Os avanços tecnológicos impactaram
diretamente o setor econômico de muitos países, fazendo com que os modelos de
negócios fossem repensados e transformados, bem como, criando possibilidades de
explorações econômicas antes inimagináveis e difundindo a ideia de
transformação de um determinado mercado ou setor pela ruptura com um antigo
modelo de negócios e a implementação de novos conceitos, tais como a
conveniência, a simplicidade e a acessibilidade, dando origem as chamadas inovações
disruptivas, que tem delineado importantes e significativas mudanças no mercado
brasileiro, trazendo à tona um estilo de consumo mais sustentável e, por vezes,
mais acessível.
As inovações disruptivas adotam,
dentre outras formas, a tendência do consumo colaborativo, também chamado de
economia compartilhada, que somada ao uso da tecnologia como um dos pilares do
desenvolvimento do negócio permite a criação e/ou remodelação de produtos ou
serviços, tornando-os inovadores e acessíveis a um maior número de
consumidores, criando, consequentemente, a vantagem competitiva no mercado
daqueles que investem nesse sentido. No Brasil, já são inúmeros exemplos de
plataformas digitais de economia compartilhada, tais como a Uber, o Airbnb, o
99 Táxis, DogHero, Netflix, BlaBlaCar e entre outras.
Se de um lado a ideia de economia
compartilhada é aplaudida por muitos por difundir a colaboração entre os
consumidores, seja no empréstimo de bens ou compartilhamento de serviços ou
custos, que se justificam pelo aumento crescente do consumo em todo o planeta e
a preocupação com a escassez de recursos pelo uso e exploração desenfreados do
atual estilo de consumo. Do outro lado, a ideia de inovação disruptiva trazida
pela economia compartilhada causa o alvoroço no mercado econômico face às
drásticas mudanças ocasionadas para os agentes que até então estavam
estabelecidos no mercado, como é o exemplo dos setores de hospedagem e
transporte individual de passageiros que com o lançamento das plataformas
Airbnb e Uber, respectivamente, viram o mercado de atuação diminuir em razão da
preferência pelos consumidores dos serviços ofertados pelos então concorrentes.

-.-.-

* _TAREFA PROPOSTA 1_
Coloque numa lista JSON de strings, uma para cada linha e sem as linhas em branco, as linhas dos registros que vão do início até a linha que contém "cancel-icon[interactable]: ✕ xyxy=(214,11,243,51)", inclusive.

* _Itens de um conjunto de dados_
-.-.-

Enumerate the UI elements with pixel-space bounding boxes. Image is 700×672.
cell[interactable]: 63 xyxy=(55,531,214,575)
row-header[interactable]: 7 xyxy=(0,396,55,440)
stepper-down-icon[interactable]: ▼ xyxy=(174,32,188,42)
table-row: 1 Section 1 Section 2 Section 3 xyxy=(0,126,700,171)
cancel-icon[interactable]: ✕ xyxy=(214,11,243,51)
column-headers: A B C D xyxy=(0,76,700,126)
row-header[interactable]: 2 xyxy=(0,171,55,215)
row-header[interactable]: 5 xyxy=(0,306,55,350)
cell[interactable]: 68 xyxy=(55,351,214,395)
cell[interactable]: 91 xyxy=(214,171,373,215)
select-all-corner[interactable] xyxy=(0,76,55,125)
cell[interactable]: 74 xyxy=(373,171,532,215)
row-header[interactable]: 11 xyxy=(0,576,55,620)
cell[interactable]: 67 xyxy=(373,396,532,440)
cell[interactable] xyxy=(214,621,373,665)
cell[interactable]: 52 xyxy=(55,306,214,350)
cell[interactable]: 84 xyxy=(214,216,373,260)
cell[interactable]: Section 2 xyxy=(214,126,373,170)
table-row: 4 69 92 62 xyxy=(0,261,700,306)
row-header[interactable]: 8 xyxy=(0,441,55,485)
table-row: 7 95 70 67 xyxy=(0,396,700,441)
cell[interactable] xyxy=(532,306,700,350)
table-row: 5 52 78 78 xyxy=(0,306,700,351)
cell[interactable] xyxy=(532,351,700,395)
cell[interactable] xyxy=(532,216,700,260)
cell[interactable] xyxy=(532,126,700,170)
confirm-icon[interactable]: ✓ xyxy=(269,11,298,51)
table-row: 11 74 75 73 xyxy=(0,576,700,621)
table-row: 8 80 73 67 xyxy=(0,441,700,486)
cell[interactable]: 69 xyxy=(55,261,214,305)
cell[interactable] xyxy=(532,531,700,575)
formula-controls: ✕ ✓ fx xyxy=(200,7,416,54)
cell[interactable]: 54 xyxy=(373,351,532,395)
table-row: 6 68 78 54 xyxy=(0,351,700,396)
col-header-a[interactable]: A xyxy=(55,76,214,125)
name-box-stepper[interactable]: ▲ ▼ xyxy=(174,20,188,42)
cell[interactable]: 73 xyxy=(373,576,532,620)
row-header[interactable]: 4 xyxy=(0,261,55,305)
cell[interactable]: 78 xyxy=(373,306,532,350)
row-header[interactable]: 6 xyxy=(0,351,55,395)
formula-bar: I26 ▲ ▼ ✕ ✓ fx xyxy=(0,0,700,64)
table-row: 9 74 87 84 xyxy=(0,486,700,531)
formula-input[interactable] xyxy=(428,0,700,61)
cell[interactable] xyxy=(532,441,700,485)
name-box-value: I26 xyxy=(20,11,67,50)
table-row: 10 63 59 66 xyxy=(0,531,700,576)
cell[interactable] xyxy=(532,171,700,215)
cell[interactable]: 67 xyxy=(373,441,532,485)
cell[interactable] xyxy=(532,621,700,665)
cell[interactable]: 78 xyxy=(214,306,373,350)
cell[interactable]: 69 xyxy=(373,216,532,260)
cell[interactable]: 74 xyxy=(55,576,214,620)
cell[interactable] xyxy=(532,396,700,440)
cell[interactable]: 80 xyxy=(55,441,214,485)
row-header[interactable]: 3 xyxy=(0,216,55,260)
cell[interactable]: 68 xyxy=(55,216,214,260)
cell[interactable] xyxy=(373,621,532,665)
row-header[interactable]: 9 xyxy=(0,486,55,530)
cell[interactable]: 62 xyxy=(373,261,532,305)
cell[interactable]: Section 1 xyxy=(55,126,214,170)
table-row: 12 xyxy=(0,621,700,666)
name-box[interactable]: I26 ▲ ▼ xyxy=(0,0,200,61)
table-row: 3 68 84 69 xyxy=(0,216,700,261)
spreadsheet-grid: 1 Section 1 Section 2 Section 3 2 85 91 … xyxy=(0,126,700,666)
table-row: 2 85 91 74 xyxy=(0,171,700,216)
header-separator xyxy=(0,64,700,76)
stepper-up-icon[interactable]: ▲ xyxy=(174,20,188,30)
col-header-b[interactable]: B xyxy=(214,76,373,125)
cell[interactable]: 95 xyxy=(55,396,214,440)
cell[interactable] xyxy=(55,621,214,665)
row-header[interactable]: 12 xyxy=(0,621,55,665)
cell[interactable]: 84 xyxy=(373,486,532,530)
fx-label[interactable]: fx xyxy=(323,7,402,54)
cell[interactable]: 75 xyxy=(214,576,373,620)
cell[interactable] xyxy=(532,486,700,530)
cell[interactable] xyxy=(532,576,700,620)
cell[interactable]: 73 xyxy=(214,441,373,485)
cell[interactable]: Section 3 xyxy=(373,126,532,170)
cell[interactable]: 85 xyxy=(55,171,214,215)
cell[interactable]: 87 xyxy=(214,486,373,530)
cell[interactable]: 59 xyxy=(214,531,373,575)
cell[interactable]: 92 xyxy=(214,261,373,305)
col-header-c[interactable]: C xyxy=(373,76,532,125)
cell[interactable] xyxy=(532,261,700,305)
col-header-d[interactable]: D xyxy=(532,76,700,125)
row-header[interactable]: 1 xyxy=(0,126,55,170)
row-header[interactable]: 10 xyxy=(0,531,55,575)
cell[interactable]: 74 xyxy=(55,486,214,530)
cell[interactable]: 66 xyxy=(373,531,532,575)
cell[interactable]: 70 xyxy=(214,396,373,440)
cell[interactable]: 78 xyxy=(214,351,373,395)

-.-.-

* _TAREFA PROPOSTA 2_
Quais plataformas digitais de economia compartilhada o texto sobre inovações disruptivas cita como exemplos no Brasil?

* _SOLUÇÃO 1_
[
  "Enumerate the UI elements with pixel-space bounding boxes. Image is 700×672.",
  "cell[interactable]: 63 xyxy=(55,531,214,575)",
  "row-header[interactable]: 7 xyxy=(0,396,55,440)",
  "stepper-down-icon[interactable]: ▼ xyxy=(174,32,188,42)",
  "table-row: 1 Section 1 Section 2 Section 3 xyxy=(0,126,700,171)",
  "cancel-icon[interactable]: ✕ xyxy=(214,11,243,51)"
]

* _SOLUÇÃO 2_
Uber, Airbnb, 99 Táxis, DogHero, Netflix e BlaBlaCar.